SUPPLIED INFORMATION:
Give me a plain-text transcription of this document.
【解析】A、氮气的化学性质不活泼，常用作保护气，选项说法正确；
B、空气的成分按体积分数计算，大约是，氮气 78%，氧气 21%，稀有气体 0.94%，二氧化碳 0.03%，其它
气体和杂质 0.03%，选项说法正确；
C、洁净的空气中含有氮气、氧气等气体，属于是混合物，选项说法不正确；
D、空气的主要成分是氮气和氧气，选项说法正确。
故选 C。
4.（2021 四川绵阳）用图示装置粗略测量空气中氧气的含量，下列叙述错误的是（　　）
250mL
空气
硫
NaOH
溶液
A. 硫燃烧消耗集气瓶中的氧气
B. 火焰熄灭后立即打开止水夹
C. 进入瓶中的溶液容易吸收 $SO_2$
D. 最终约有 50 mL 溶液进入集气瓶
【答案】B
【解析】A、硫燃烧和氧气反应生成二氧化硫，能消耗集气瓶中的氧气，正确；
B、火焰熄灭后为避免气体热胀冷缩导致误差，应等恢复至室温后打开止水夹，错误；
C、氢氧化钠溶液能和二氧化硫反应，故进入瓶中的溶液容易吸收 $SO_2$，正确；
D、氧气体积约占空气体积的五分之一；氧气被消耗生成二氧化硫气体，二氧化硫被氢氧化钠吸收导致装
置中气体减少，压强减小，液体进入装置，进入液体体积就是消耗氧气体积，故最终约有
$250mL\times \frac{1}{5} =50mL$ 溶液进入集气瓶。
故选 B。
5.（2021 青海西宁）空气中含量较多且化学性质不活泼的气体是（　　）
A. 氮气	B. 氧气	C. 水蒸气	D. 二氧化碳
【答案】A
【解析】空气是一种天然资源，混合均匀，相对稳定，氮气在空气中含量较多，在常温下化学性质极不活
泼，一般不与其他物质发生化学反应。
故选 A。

TASK OBJECTIVE:
Extract all of the data shown above without alteration.

RESULT BELOW:
Give me a plain-text transcription of this document.
【解析】A、氮气的化学性质不活泼，常用作保护气，选项说法正确；
B、空气的成分按体积分数计算，大约是，氮气 78%，氧气 21%，稀有气体 0.94%，二氧化碳 0.03%，其它
气体和杂质 0.03%，选项说法正确；
C、洁净的空气中含有氮气、氧气等气体，属于是混合物，选项说法不正确；
D、空气的主要成分是氮气和氧气，选项说法正确。
故选 C。
4.（2021 四川绵阳）用图示装置粗略测量空气中氧气的含量，下列叙述错误的是（　　）
250mL
空气
硫
NaOH
溶液
A. 硫燃烧消耗集气瓶中的氧气
B. 火焰熄灭后立即打开止水夹
C. 进入瓶中的溶液容易吸收 $SO_2$
D. 最终约有 50 mL 溶液进入集气瓶
【答案】B
【解析】A、硫燃烧和氧气反应生成二氧化硫，能消耗集气瓶中的氧气，正确；
B、火焰熄灭后为避免气体热胀冷缩导致误差，应等恢复至室温后打开止水夹，错误；
C、氢氧化钠溶液能和二氧化硫反应，故进入瓶中的溶液容易吸收 $SO_2$，正确；
D、氧气体积约占空气体积的五分之一；氧气被消耗生成二氧化硫气体，二氧化硫被氢氧化钠吸收导致装
置中气体减少，压强减小，液体进入装置，进入液体体积就是消耗氧气体积，故最终约有
$250mL\times \frac{1}{5} =50mL$ 溶液进入集气瓶。
故选 B。
5.（2021 青海西宁）空气中含量较多且化学性质不活泼的气体是（　　）
A. 氮气	B. 氧气	C. 水蒸气	D. 二氧化碳
【答案】A
【解析】空气是一种天然资源，混合均匀，相对稳定，氮气在空气中含量较多，在常温下化学性质极不活
泼，一般不与其他物质发生化学反应。
故选 A。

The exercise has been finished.